* SHORT EXERCISE *
Count how many lines hold the string "машиночитаемом". Give that number alone.

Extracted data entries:
====

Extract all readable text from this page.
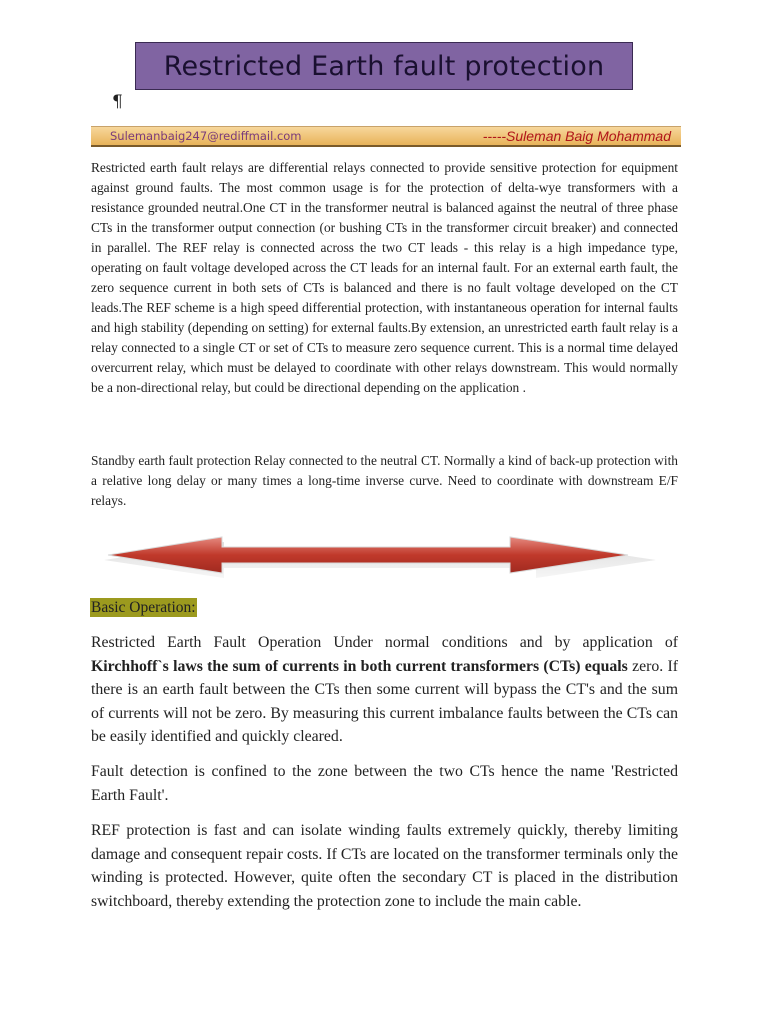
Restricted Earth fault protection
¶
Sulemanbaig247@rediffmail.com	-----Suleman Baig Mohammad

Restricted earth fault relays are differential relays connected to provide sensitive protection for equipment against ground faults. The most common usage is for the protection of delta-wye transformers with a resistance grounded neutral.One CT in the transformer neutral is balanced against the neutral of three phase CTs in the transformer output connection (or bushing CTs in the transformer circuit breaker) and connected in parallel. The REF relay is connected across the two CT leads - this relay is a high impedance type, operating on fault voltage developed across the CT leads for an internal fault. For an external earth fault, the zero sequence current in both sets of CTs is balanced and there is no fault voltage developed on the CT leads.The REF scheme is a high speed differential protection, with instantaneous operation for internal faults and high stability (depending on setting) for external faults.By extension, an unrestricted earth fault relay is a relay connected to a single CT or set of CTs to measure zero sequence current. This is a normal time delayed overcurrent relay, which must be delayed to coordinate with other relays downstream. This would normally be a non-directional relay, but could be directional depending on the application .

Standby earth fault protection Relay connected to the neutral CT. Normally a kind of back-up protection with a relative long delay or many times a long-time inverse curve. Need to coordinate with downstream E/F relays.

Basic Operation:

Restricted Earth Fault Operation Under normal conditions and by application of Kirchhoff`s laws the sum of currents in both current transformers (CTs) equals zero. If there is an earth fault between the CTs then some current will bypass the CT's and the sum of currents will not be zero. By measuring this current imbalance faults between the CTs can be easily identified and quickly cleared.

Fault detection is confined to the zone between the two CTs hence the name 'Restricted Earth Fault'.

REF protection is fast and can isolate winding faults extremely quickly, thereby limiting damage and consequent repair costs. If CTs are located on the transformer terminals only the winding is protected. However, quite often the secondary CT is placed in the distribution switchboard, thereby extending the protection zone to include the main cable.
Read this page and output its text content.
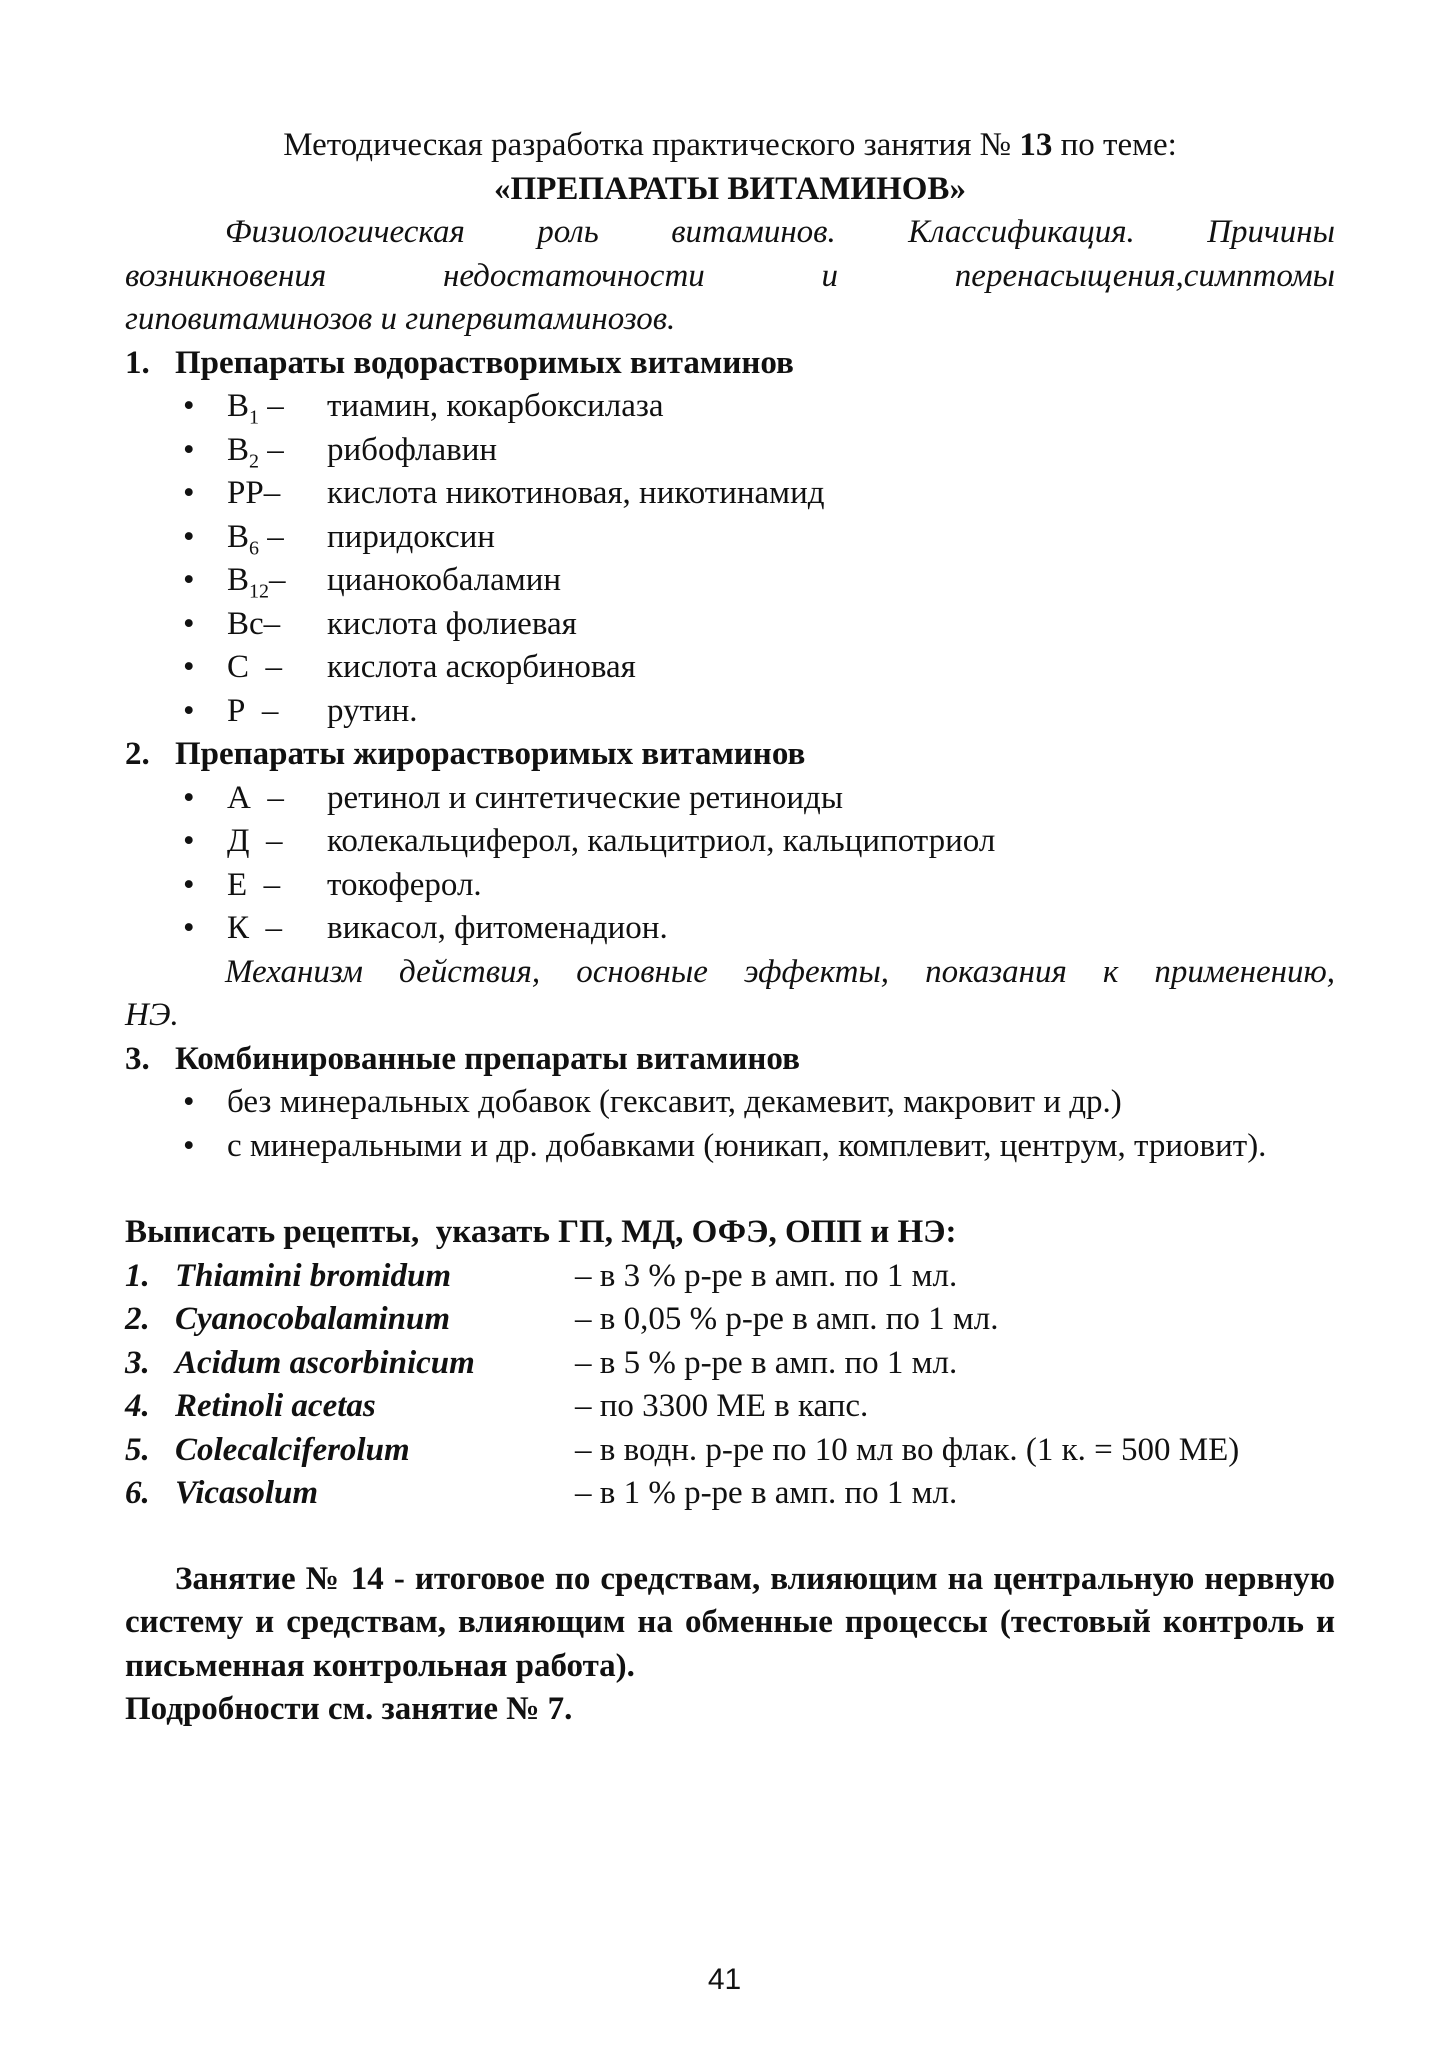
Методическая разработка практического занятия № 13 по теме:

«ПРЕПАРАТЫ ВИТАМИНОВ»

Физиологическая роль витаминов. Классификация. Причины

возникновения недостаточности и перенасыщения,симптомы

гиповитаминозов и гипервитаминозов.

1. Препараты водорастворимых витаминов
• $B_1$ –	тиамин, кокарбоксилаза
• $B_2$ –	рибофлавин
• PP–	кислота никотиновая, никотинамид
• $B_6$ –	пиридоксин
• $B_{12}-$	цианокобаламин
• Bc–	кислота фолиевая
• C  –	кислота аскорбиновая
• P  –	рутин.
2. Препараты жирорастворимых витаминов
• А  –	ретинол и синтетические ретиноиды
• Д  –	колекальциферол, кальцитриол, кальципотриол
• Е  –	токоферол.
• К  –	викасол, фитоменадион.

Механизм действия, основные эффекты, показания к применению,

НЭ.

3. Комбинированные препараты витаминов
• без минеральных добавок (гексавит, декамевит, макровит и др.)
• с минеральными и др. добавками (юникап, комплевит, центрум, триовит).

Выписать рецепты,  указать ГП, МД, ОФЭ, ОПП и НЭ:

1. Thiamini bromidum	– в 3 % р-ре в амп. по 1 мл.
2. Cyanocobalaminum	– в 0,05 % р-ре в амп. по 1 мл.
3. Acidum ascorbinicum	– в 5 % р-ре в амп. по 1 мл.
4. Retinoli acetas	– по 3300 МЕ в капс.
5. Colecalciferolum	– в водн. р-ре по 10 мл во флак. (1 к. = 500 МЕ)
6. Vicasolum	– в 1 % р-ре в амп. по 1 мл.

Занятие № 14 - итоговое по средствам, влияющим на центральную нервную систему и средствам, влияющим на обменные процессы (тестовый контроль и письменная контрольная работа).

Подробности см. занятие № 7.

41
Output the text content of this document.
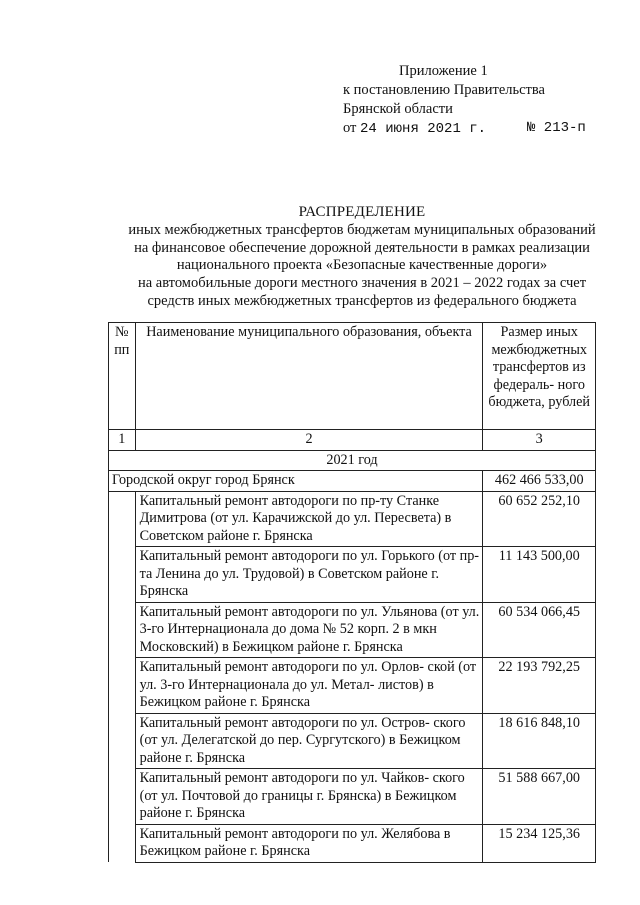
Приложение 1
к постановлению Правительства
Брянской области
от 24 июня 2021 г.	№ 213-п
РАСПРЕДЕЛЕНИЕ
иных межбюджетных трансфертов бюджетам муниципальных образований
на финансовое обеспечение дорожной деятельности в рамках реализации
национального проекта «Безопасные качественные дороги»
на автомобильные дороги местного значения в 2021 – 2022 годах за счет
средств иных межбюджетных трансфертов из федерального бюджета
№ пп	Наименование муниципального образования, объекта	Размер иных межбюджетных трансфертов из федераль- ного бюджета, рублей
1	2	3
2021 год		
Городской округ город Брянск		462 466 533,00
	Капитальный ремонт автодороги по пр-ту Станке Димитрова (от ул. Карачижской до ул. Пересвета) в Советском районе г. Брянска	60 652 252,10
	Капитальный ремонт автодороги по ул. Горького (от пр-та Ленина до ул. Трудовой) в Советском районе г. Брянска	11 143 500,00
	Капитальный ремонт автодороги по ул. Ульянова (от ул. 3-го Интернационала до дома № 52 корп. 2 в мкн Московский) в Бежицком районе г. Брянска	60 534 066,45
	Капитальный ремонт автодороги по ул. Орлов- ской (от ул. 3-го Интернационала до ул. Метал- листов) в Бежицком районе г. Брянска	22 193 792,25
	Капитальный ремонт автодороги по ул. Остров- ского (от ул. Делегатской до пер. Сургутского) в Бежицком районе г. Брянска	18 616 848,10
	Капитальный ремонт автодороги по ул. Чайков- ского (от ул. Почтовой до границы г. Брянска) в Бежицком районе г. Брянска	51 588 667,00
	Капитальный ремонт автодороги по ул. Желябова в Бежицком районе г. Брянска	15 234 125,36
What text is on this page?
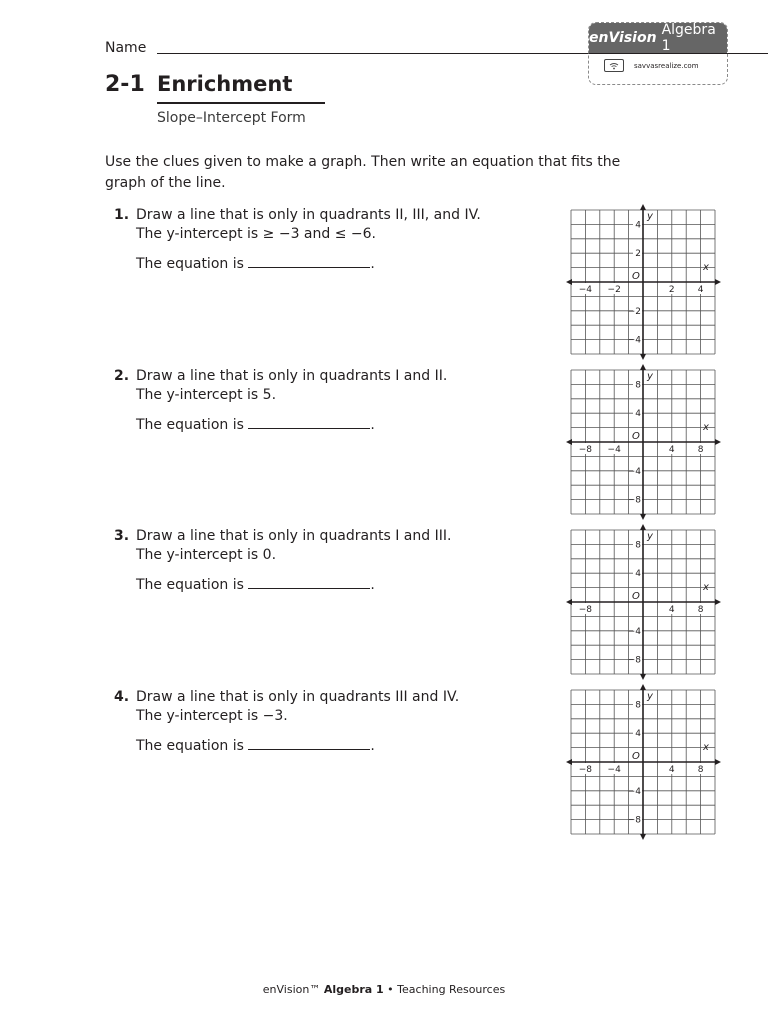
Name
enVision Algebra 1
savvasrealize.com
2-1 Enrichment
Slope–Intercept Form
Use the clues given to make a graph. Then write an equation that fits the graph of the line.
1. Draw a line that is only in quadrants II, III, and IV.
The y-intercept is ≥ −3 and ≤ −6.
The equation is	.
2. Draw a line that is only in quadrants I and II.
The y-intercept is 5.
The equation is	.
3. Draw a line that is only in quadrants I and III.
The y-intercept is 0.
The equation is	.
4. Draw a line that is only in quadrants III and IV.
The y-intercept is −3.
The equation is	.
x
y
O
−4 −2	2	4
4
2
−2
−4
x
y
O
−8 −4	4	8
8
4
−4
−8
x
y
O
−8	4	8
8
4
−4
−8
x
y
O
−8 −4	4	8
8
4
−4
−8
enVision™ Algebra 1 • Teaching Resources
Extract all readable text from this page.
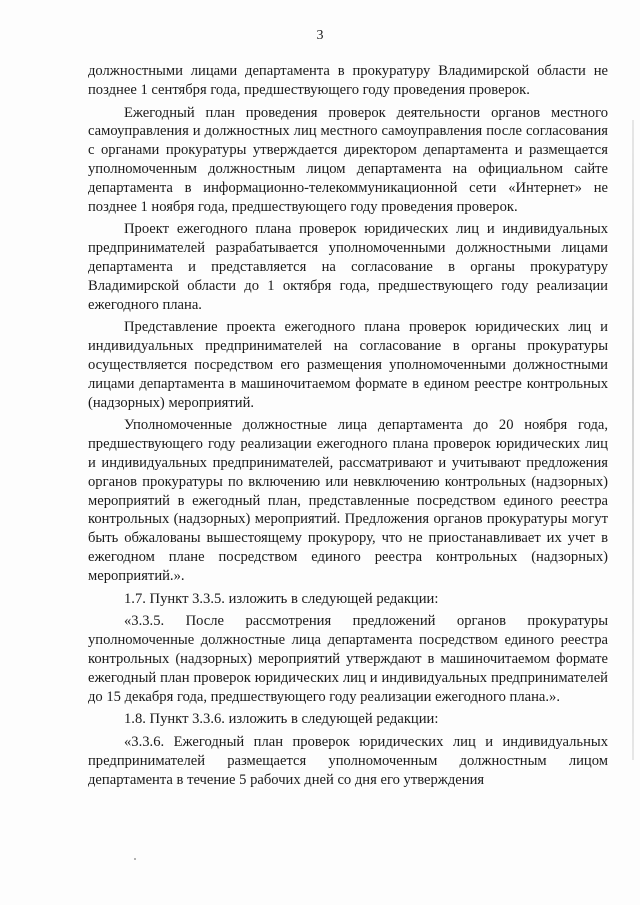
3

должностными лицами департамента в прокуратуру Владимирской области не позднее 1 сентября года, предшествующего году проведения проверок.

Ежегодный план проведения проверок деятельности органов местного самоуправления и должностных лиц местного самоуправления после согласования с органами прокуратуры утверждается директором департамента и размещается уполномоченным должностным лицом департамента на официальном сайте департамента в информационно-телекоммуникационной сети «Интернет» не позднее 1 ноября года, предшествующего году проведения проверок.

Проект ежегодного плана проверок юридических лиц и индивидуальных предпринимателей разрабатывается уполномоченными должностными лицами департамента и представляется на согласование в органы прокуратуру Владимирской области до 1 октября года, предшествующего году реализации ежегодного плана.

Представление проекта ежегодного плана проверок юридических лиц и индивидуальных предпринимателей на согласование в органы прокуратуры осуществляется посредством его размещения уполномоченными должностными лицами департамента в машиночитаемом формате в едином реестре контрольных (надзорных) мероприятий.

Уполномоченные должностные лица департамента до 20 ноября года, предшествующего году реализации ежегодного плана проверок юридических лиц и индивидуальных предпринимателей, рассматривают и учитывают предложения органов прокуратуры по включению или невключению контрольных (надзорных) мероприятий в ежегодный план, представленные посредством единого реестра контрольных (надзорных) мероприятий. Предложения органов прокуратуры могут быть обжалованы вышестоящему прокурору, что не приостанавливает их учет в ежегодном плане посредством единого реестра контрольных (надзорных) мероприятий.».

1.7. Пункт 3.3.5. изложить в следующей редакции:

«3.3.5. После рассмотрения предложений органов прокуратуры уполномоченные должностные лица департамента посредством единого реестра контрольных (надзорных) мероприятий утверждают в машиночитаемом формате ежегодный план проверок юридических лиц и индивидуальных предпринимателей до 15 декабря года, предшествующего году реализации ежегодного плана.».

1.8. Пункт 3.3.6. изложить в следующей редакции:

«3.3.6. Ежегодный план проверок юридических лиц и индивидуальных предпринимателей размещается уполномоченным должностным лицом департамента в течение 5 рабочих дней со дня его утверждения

====

* RESULT OF THE TASK *
2